Aşağıdaki Galatasaray maçı üzerine yazılmış yorumları, son cümleden sonrasını yazarak sürdür.

Alıntı metin:
*****
• 402
    şu maçta yediğimiz ikinci göldeki ofsayt verilmiyorsa eğer, her maçta kaleye giden topa oyuncular koşabilir, topa yaklaştığı anda durabilir. aktif alan ve topa dokunma yorumunun cılkı çıktı artık. kural net olmalı hücum oyuncusu topa doğru hamle yapıyorsa dokunsun dokunmasın ofsayt olmalı. savunma oyuncusunun veya kalecinin hücumcunun hamlesinden ne kadar etkilendiğini nasıl ölçebilirsin ki. bugün okan belki de adam vuracak diye bir adım eksik attı. bilemezsin...
  • 403
    muhtemelen olumsuz "icten ice lan bir git" yorumlarina maruz kalacagim fakat, 1. dakikadan 70.dakikaya kadar gayet birbirleriyle uyumlu, tiki taka esintileri sunmasada yer yer o seviyelere goz kirpan bir takim gordum sahada. yeterli sayida pozisyonada girdik. macin hakemine deginmeye gerek yok yalniz son 2 hafta deniliyor fakat rize macinda da her ne kadar hakem skora etki ettiyse de oyun olarak bu seviyede degildik.

    sahsi fikrim, kendi liglerinde bu gibi durumlara maruz kalan ve ya baska sebeblerden mutevellit (tabii ki makul ve hakli sebebler) bu tarz tiyatronun bir parcasi olmak istemeyen kuluplerle iletisime gecilip, uefa'nin da bilgisi dahilinde yeni bir ligde mucadele edilmesidir. galatasaray yilmaz, galatasaray pes etmez fakat adil kosullar altinda yarisilirsa pes etmez. galatasaray gerektigi yerde gereken mudahaleyi yapma konusunda tereddut etmeden bu yolda da oncu olmak zorundadir ki arkasinda barindirdigi dunyanin en tutkulu taraftarlarlarindan olusan grup bu haraketi zaruri kilmaktadir.
  • 405
    çıkan kadro sadece golü düşünebilecek bir kadroydu. nitekim ilk yarı 2-1 bitse de özellikle kontralarda çok ciddi pozisyonlar verdik. bunun nedeni defansif yönü ağır basan tek bir tane bile orta alan oyuncumuzun olmamasaydı. ilk yarı risk alıp skoru almışken ikinci yarı yeterli birileri ile orta alanda direnci arttırmalıydık. yapmadık. sonra da işte durum buralara kadar geldi. hakem falan demeden önce kendimizde de suç aramak lazım.
*****
Verilen malzeme:

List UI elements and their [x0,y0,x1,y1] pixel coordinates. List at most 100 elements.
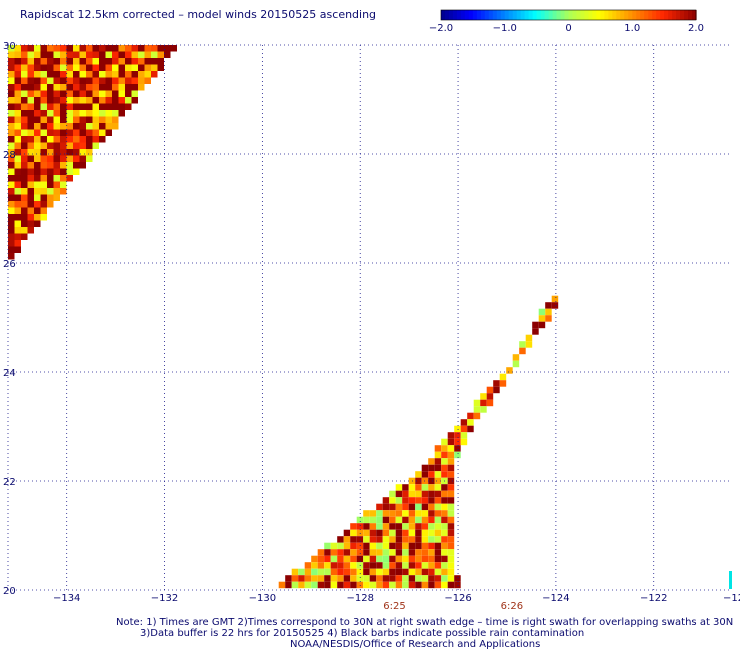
wind-cell [512,354,520,361]
wind-cell [8,162,15,169]
wind-cell [14,77,21,84]
wind-cell [395,490,403,498]
wind-cell [350,523,357,530]
wind-cell [79,97,86,104]
wind-cell [350,575,357,582]
wind-cell [34,181,41,188]
wind-cell [34,155,41,162]
wind-cell [60,129,67,136]
wind-cell [47,58,54,65]
colorbar-segment [452,10,458,20]
lon-tick-label: −122 [640,593,667,604]
wind-cell [415,536,422,543]
colorbar-segment [468,10,474,20]
wind-cell [428,536,435,543]
wind-cell [60,84,67,91]
wind-cell [21,103,28,110]
wind-cell [79,155,86,162]
wind-cell [434,471,442,478]
wind-cell [40,181,47,188]
wind-cell [66,129,73,136]
wind-cell [40,116,47,123]
colorbar-segment [644,10,649,20]
wind-cell [434,458,442,465]
wind-cell [53,188,60,195]
wind-cell [73,116,80,123]
wind-cell [60,175,67,182]
wind-cell [545,302,552,309]
wind-cell [14,103,21,110]
wind-cell [408,536,416,543]
wind-cell [40,194,47,201]
wind-cell [86,97,93,104]
wind-cell [21,129,28,136]
colorbar-segment [632,10,637,20]
wind-cell [337,568,344,576]
wind-cell [8,175,15,182]
wind-cell [14,58,21,65]
wind-cell [34,168,41,175]
wind-cell [337,536,344,543]
wind-cell [441,497,448,504]
wind-cell [21,181,28,188]
wind-cell [40,136,47,143]
wind-cell [125,90,132,97]
wind-cell [408,581,416,589]
wind-cell [447,555,455,563]
wind-cell [356,536,364,543]
wind-cell [8,246,15,253]
wind-cell [60,58,67,65]
wind-cell [151,71,158,78]
wind-cell [60,168,67,175]
wind-cell [66,64,73,71]
time-label: 6:26 [501,601,523,612]
wind-cell [434,549,442,556]
wind-cell [376,516,383,524]
colorbar-segment [588,10,594,20]
wind-cell [395,536,403,543]
wind-cell [157,51,164,58]
wind-cell [428,484,435,491]
wind-cell [382,562,390,569]
wind-cell [499,380,507,387]
wind-cell [441,575,448,582]
wind-cell [21,71,28,78]
wind-cell [512,360,520,368]
wind-cell [324,581,331,589]
wind-cell [73,45,80,52]
wind-cell [73,162,80,169]
wind-cell [27,149,34,156]
colorbar-segment [676,10,681,20]
wind-cell [118,97,125,104]
wind-cell [428,549,435,556]
wind-cell [441,490,448,498]
wind-cell [66,97,73,104]
wind-cell [460,438,468,446]
wind-cell [421,523,429,530]
wind-cell [99,129,106,136]
wind-cell [53,116,60,123]
wind-cell [112,45,119,52]
wind-cell [73,110,80,117]
wind-cell [86,90,93,97]
wind-cell [92,90,99,97]
wind-cell [47,84,54,91]
wind-cell [369,536,377,543]
colorbar-segment [688,10,693,20]
wind-cell [125,103,132,110]
wind-cell [34,136,41,143]
wind-cell [8,149,15,156]
wind-cell [376,562,383,569]
wind-cell [447,562,455,569]
wind-cell [14,233,21,240]
wind-cell [14,149,21,156]
colorbar-segment [600,10,605,20]
wind-cell [144,71,151,78]
wind-cell [112,58,119,65]
wind-cell [47,162,54,169]
wind-cell [86,71,93,78]
wind-cell [408,516,416,524]
wind-cell [395,484,403,491]
wind-cell [363,555,370,563]
wind-cell [441,549,448,556]
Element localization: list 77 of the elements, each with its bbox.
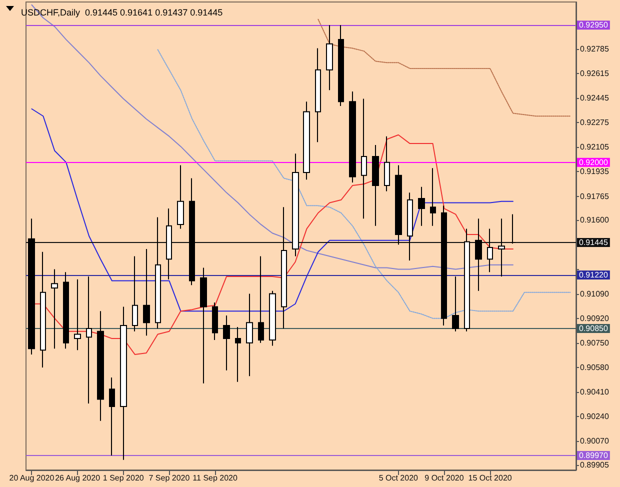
candlestick (132, 256, 138, 332)
candlestick (223, 314, 230, 371)
y-tick-label: 0.92785 (580, 44, 610, 54)
candlestick (235, 326, 241, 382)
candlestick (498, 218, 505, 277)
candlestick (40, 251, 46, 368)
candlestick (143, 248, 150, 336)
line-series (31, 108, 514, 312)
y-tick-label: 0.90580 (580, 362, 610, 372)
candlestick (246, 293, 253, 377)
candlestick (86, 276, 92, 404)
candlestick (303, 101, 310, 180)
y-tick-label: 0.90750 (580, 338, 610, 348)
candlestick (395, 164, 402, 246)
y-tick-label: 0.91090 (580, 289, 610, 298)
x-tick-label: 20 Aug 2020 (9, 474, 55, 482)
candlestick (407, 192, 413, 262)
text: USDCHF,Daily 0.91445 0.91641 0.91437 0.91445 (21, 8, 223, 18)
candlestick (74, 278, 81, 351)
x-tick-label: 9 Oct 2020 (424, 474, 464, 482)
x-tick-label: 11 Sep 2020 (192, 474, 238, 482)
ref-line-label: 0.91220 (579, 270, 608, 280)
y-tick-label: 0.91765 (580, 192, 610, 201)
candlestick (177, 164, 184, 230)
candlestick (315, 48, 321, 143)
candlestick (97, 310, 104, 422)
ref-line-label: 0.92950 (579, 20, 608, 30)
ref-line-label: 0.91445 (579, 238, 608, 247)
candlestick (292, 153, 299, 257)
ref-line-label: 0.90850 (579, 324, 608, 333)
candlestick (269, 290, 276, 346)
line-series (318, 18, 571, 117)
candlestick (326, 24, 333, 91)
candlestick (338, 24, 344, 106)
y-tick-label: 0.90240 (580, 412, 610, 422)
ref-line-label: 0.89970 (579, 451, 608, 460)
candlestick (464, 228, 470, 332)
candlestick (200, 267, 207, 384)
y-tick-label: 0.92615 (580, 69, 610, 78)
candlestick (384, 136, 390, 192)
y-tick-label: 0.92445 (580, 94, 610, 103)
candlestick (28, 218, 35, 355)
candlestick (63, 272, 69, 350)
y-tick-label: 0.89905 (580, 460, 610, 470)
candlestick (212, 302, 218, 340)
ref-line-label: 0.92000 (579, 158, 608, 167)
candlestick (372, 144, 379, 226)
candlestick (475, 218, 482, 292)
candlestick (258, 256, 264, 344)
y-tick-label: 0.91600 (580, 216, 610, 225)
candlestick (51, 268, 58, 350)
candlestick (361, 98, 367, 220)
candlestick (418, 186, 425, 226)
candlestick (452, 276, 459, 332)
y-tick-label: 0.92275 (580, 118, 610, 128)
x-tick-label: 26 Aug 2020 (55, 474, 101, 482)
candlestick (155, 216, 161, 329)
candlestick (281, 206, 287, 329)
candlestick (349, 91, 356, 184)
candlestick (120, 306, 127, 460)
candlestick (441, 205, 447, 326)
y-tick-label: 0.90070 (580, 436, 610, 446)
x-tick-label: 5 Oct 2020 (378, 474, 419, 482)
y-tick-label: 0.90410 (580, 388, 610, 396)
candlestick (430, 168, 436, 226)
candlestick (109, 377, 115, 456)
candlestick (510, 214, 516, 244)
y-tick-label: 0.90920 (580, 314, 610, 323)
candlestick (189, 178, 195, 286)
x-tick-label: 7 Sep 2020 (148, 474, 190, 482)
x-tick-label: 15 Oct 2020 (468, 474, 512, 482)
line-series (157, 49, 571, 319)
y-tick-label: 0.92105 (580, 142, 610, 152)
y-tick-label: 0.91935 (580, 167, 610, 176)
candlestick (166, 208, 172, 280)
candlestick (487, 228, 493, 273)
x-tick-label: 1 Sep 2020 (102, 474, 144, 482)
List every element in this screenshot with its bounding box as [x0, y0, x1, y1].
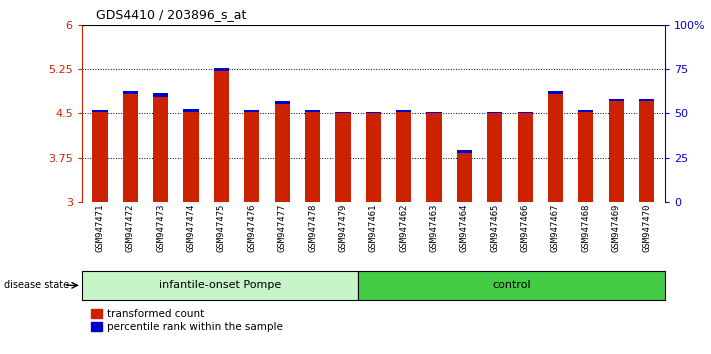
Bar	[639, 98, 654, 102]
Text: GSM947469: GSM947469	[611, 204, 621, 252]
Bar	[336, 112, 351, 113]
Bar	[578, 110, 594, 112]
Text: GSM947466: GSM947466	[520, 204, 530, 252]
Text: GSM947470: GSM947470	[642, 204, 651, 252]
Bar	[609, 102, 624, 202]
Bar	[639, 102, 654, 202]
Text: GSM947463: GSM947463	[429, 204, 439, 252]
Text: GSM947465: GSM947465	[491, 204, 499, 252]
Bar	[183, 112, 198, 202]
Bar	[548, 95, 563, 202]
Text: disease state: disease state	[4, 280, 69, 290]
Bar	[365, 113, 381, 202]
Bar	[609, 98, 624, 102]
Bar	[336, 113, 351, 202]
Text: GSM947476: GSM947476	[247, 204, 256, 252]
Bar	[427, 113, 442, 202]
Bar	[487, 112, 503, 113]
Text: GSM947468: GSM947468	[582, 204, 590, 252]
Text: GSM947471: GSM947471	[95, 204, 105, 252]
Bar	[153, 97, 169, 202]
Bar	[274, 102, 290, 104]
Bar	[153, 93, 169, 97]
Text: GSM947474: GSM947474	[186, 204, 196, 252]
Text: control: control	[492, 280, 530, 290]
Text: GSM947473: GSM947473	[156, 204, 165, 252]
Text: GDS4410 / 203896_s_at: GDS4410 / 203896_s_at	[96, 8, 246, 21]
Bar	[123, 95, 138, 202]
Bar	[244, 112, 260, 202]
Text: GSM947477: GSM947477	[278, 204, 287, 252]
Text: GSM947461: GSM947461	[369, 204, 378, 252]
Text: infantile-onset Pompe: infantile-onset Pompe	[159, 280, 281, 290]
Text: GSM947472: GSM947472	[126, 204, 135, 252]
Bar	[518, 113, 533, 202]
Bar	[214, 68, 229, 71]
Bar	[305, 112, 320, 202]
Bar	[578, 112, 594, 202]
Bar	[92, 112, 107, 202]
Bar	[82, 271, 358, 300]
Bar	[274, 104, 290, 202]
Text: GSM947479: GSM947479	[338, 204, 348, 252]
Bar	[427, 112, 442, 113]
Bar	[183, 109, 198, 112]
Bar	[456, 153, 472, 202]
Bar	[92, 110, 107, 112]
Bar	[396, 112, 411, 202]
Bar	[456, 150, 472, 153]
Text: GSM947464: GSM947464	[460, 204, 469, 252]
Bar	[548, 91, 563, 95]
Bar	[305, 110, 320, 112]
Bar	[244, 110, 260, 112]
Bar	[365, 112, 381, 113]
Legend: transformed count, percentile rank within the sample: transformed count, percentile rank withi…	[87, 305, 287, 337]
Text: GSM947467: GSM947467	[551, 204, 560, 252]
Bar	[518, 112, 533, 113]
Bar	[214, 71, 229, 202]
Text: GSM947475: GSM947475	[217, 204, 226, 252]
Bar	[358, 271, 665, 300]
Bar	[396, 110, 411, 112]
Text: GSM947462: GSM947462	[399, 204, 408, 252]
Bar	[487, 113, 503, 202]
Text: GSM947478: GSM947478	[308, 204, 317, 252]
Bar	[123, 91, 138, 95]
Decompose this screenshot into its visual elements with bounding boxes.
*****
Sonuç:
    younes belhanda... daha ilk yarıda aslında oynamak istemediği belliydi. yani hal ve hareketlerinden anlıyorsunuz zaten adam oynamak istemeyince. ilk golde beraber kafa topuna çıkması gereken rakibin sadece yanında dikilmesi ile zaten belli olmuştu, neymiş; itilmiş! o kadar itilince oynamayacaksan futbolu bırak. ayrıca topun kornere çıkmasına da o neden olmuştu sanırım. bir gol attı şükür dedik, ikinci yarıda bu sefer takımı 10 kişi bıraktırdı. bir maçta suçlu aramayı hiç sevmem. bana göre kaybedilen maçlar hatalar silsilesinin sonucudur. bugün de öyledir ve belhanda bu hatalar silsilesinde maalesef en çok payı olanlardan biri.

    emre akbaba desen maç boyu bir şey oynamadı. sofiane feghouli'ye kızılıyor da bu adam kanat mı oynasın orta sahaya gelip oyun mu kursun gol mü atsın asist mi yapsın. virüs dönemini çalışmadan geçirdiği söylenen feghouli çalıştığı söylenen belhanda'dan iyi. hücumda yardımcı olması gereken diğer iki kişi çok daha etkisizdi feghouli'ye göre.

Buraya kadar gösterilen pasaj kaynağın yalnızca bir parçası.